Given records:

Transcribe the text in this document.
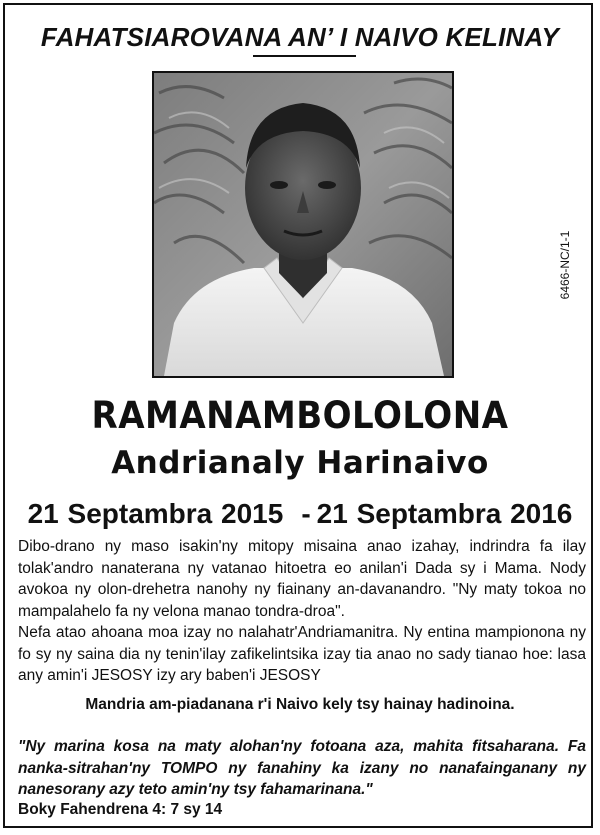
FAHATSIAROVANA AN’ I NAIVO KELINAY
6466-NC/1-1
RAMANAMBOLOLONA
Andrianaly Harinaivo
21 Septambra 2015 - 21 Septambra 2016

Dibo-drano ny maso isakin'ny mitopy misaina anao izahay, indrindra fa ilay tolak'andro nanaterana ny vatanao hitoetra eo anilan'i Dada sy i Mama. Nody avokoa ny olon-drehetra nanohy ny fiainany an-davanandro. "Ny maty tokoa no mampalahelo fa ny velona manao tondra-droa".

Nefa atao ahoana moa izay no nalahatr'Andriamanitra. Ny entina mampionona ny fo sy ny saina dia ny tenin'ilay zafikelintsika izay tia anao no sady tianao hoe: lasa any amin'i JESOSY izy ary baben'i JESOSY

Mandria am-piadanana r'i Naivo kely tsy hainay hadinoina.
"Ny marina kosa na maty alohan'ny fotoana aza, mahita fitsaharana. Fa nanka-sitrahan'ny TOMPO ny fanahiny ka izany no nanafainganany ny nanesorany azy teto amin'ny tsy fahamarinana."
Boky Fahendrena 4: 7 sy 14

---

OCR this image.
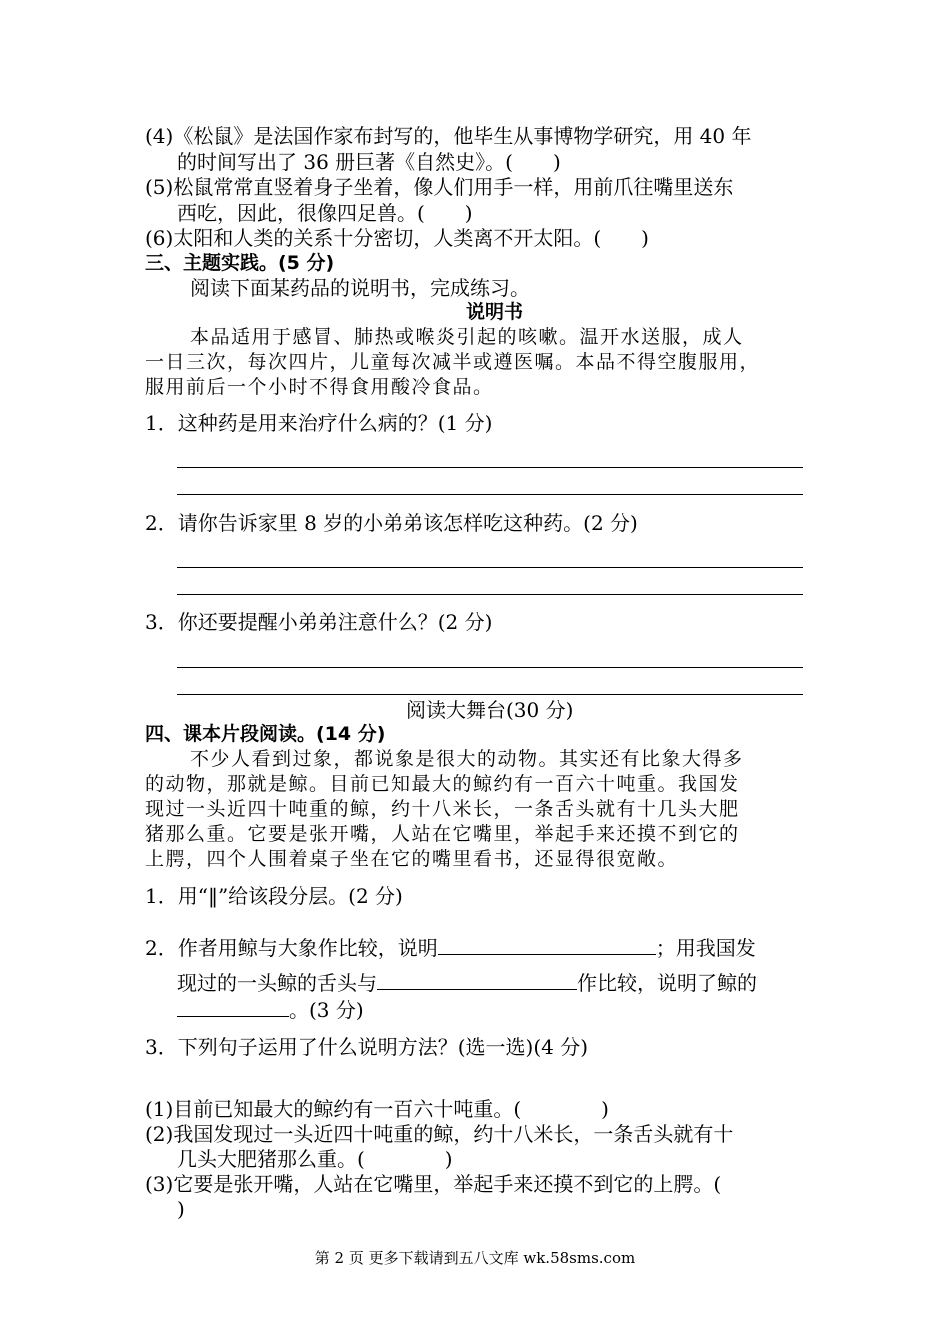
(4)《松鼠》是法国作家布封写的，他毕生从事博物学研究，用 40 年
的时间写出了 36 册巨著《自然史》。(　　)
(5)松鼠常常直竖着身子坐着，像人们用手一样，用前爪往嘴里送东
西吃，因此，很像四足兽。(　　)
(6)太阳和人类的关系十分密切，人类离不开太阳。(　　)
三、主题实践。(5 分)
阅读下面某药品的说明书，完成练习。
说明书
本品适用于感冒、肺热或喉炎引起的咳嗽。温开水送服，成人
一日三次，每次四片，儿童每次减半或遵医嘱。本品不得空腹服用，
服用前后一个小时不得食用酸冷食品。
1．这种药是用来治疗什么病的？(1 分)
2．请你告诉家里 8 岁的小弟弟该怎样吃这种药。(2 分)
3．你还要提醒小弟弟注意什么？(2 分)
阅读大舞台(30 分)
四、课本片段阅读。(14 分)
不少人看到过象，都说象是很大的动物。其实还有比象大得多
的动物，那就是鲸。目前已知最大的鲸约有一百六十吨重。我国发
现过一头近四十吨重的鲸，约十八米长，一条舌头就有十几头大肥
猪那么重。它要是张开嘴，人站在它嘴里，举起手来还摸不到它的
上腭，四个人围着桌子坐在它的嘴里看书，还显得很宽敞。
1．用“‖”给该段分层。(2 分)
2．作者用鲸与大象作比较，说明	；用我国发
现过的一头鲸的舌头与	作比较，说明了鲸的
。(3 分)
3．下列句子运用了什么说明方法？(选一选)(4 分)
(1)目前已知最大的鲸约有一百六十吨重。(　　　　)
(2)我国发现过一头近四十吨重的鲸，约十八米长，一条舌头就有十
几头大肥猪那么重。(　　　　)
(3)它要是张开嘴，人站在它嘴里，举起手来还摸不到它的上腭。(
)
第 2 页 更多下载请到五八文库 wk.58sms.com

--

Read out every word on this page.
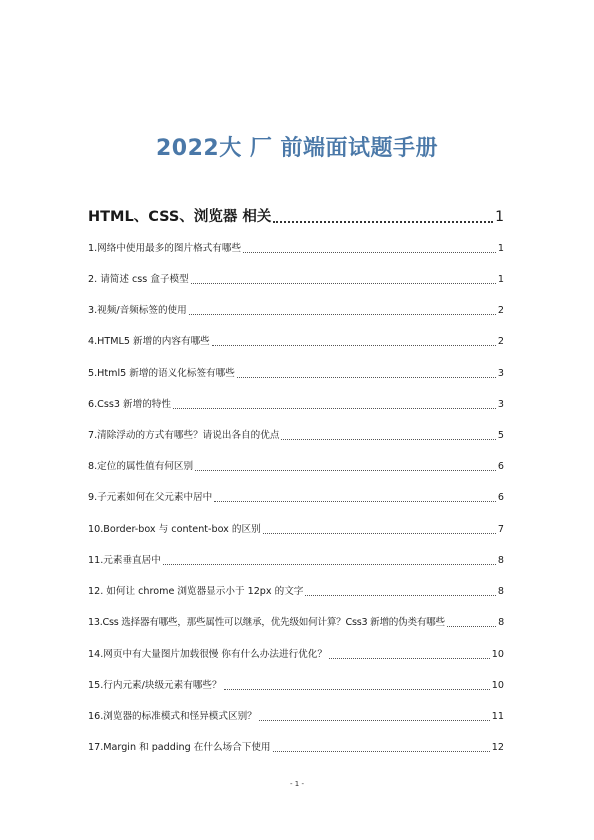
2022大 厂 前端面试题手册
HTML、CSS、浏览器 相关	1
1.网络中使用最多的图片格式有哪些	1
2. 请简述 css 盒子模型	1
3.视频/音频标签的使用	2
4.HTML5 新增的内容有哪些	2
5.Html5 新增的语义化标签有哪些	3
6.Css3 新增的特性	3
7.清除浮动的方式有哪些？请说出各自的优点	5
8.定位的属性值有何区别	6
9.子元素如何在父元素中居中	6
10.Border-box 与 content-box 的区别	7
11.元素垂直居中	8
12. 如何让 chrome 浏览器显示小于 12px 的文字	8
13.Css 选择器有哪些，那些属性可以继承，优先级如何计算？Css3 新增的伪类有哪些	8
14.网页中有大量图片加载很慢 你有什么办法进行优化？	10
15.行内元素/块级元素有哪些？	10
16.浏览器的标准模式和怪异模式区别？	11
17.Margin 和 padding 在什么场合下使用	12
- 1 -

Written instruction: From the data above, copy each line that holds "this".

Exercise response:
Transcribe the text in this document.
OCR this image.
Read out every word on this page.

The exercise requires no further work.